**Source records**:
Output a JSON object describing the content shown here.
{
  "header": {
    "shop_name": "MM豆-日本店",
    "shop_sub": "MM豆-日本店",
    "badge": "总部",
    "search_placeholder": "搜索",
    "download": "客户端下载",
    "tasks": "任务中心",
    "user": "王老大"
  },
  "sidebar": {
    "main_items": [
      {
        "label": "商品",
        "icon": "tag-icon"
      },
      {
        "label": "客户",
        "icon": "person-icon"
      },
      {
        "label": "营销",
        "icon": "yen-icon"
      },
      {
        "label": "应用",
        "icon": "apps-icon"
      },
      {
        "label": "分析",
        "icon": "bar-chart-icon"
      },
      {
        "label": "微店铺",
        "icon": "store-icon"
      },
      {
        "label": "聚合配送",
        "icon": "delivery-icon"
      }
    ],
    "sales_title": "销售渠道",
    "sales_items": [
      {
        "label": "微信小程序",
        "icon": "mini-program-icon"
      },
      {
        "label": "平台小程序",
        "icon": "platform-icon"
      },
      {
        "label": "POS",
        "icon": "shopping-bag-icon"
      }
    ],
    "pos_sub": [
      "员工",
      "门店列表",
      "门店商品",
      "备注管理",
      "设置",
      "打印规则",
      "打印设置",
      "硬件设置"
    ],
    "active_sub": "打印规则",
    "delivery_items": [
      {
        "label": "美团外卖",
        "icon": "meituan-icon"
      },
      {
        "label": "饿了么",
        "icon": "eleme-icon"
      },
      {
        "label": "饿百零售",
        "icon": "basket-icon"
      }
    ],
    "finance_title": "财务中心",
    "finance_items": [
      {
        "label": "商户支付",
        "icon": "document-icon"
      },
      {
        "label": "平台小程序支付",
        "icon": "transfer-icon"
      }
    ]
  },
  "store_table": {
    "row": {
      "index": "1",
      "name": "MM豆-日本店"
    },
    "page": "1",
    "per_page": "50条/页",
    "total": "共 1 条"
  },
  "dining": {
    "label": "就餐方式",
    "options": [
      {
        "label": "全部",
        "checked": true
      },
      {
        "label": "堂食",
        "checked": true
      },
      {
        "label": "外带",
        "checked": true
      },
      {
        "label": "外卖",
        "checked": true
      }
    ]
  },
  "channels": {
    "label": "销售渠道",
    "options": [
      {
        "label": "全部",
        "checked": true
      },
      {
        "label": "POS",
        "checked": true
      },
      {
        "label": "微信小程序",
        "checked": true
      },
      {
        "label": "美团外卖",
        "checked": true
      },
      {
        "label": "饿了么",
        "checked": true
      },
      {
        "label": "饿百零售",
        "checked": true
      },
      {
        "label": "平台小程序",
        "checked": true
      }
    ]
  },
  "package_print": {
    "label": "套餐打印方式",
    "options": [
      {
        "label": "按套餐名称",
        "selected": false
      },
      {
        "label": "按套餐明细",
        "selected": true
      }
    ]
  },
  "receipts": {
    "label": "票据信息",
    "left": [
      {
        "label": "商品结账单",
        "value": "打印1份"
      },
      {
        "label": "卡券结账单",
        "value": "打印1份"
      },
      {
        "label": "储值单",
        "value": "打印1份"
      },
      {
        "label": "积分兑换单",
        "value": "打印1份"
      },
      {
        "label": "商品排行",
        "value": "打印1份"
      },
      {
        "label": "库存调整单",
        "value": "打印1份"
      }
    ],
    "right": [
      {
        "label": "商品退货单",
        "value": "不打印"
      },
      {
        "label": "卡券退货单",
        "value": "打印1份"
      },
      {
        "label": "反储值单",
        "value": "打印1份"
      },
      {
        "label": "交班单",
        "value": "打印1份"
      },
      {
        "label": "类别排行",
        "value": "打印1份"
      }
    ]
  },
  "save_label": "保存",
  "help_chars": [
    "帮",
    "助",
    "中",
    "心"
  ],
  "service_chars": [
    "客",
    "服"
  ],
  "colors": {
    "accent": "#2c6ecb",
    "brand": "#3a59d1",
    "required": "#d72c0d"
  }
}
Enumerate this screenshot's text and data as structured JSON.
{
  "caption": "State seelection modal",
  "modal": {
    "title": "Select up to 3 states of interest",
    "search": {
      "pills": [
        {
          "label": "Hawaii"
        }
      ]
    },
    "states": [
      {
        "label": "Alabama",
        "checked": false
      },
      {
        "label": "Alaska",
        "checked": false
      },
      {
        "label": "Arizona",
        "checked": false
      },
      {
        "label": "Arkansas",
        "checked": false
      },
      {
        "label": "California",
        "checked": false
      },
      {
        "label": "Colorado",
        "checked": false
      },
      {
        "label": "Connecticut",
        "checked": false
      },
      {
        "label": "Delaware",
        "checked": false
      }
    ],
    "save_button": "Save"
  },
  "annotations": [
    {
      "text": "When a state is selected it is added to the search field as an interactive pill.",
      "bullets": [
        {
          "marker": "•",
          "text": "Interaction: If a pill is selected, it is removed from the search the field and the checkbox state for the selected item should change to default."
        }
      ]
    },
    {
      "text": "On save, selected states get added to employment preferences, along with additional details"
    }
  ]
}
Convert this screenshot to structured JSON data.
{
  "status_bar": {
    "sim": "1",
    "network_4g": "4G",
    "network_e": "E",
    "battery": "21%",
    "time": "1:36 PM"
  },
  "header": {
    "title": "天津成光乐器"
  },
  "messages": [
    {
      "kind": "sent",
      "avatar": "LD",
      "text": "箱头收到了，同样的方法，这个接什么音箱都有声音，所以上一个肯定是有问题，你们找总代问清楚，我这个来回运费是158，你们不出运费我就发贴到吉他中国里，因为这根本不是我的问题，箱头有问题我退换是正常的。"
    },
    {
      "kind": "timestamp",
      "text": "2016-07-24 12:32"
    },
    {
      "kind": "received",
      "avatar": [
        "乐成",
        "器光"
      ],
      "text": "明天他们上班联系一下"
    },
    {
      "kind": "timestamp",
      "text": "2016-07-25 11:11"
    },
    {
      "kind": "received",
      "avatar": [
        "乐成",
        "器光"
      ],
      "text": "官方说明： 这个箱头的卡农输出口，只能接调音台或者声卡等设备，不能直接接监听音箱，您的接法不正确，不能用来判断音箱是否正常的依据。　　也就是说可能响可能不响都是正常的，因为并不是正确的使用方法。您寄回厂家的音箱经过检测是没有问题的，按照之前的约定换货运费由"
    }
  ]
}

**Set task**:
In the listing above, find the line with "Convert this screenshot" and set down that line and all after it exactly, through the final line.

**Answer in full**:
Convert this screenshot to structured JSON data.
{
  "status_bar": {
    "sim": "1",
    "network_4g": "4G",
    "network_e": "E",
    "battery": "21%",
    "time": "1:36 PM"
  },
  "header": {
    "title": "天津成光乐器"
  },
  "messages": [
    {
      "kind": "sent",
      "avatar": "LD",
      "text": "箱头收到了，同样的方法，这个接什么音箱都有声音，所以上一个肯定是有问题，你们找总代问清楚，我这个来回运费是158，你们不出运费我就发贴到吉他中国里，因为这根本不是我的问题，箱头有问题我退换是正常的。"
    },
    {
      "kind": "timestamp",
      "text": "2016-07-24 12:32"
    },
    {
      "kind": "received",
      "avatar": [
        "乐成",
        "器光"
      ],
      "text": "明天他们上班联系一下"
    },
    {
      "kind": "timestamp",
      "text": "2016-07-25 11:11"
    },
    {
      "kind": "received",
      "avatar": [
        "乐成",
        "器光"
      ],
      "text": "官方说明： 这个箱头的卡农输出口，只能接调音台或者声卡等设备，不能直接接监听音箱，您的接法不正确，不能用来判断音箱是否正常的依据。　　也就是说可能响可能不响都是正常的，因为并不是正确的使用方法。您寄回厂家的音箱经过检测是没有问题的，按照之前的约定换货运费由"
    }
  ]
}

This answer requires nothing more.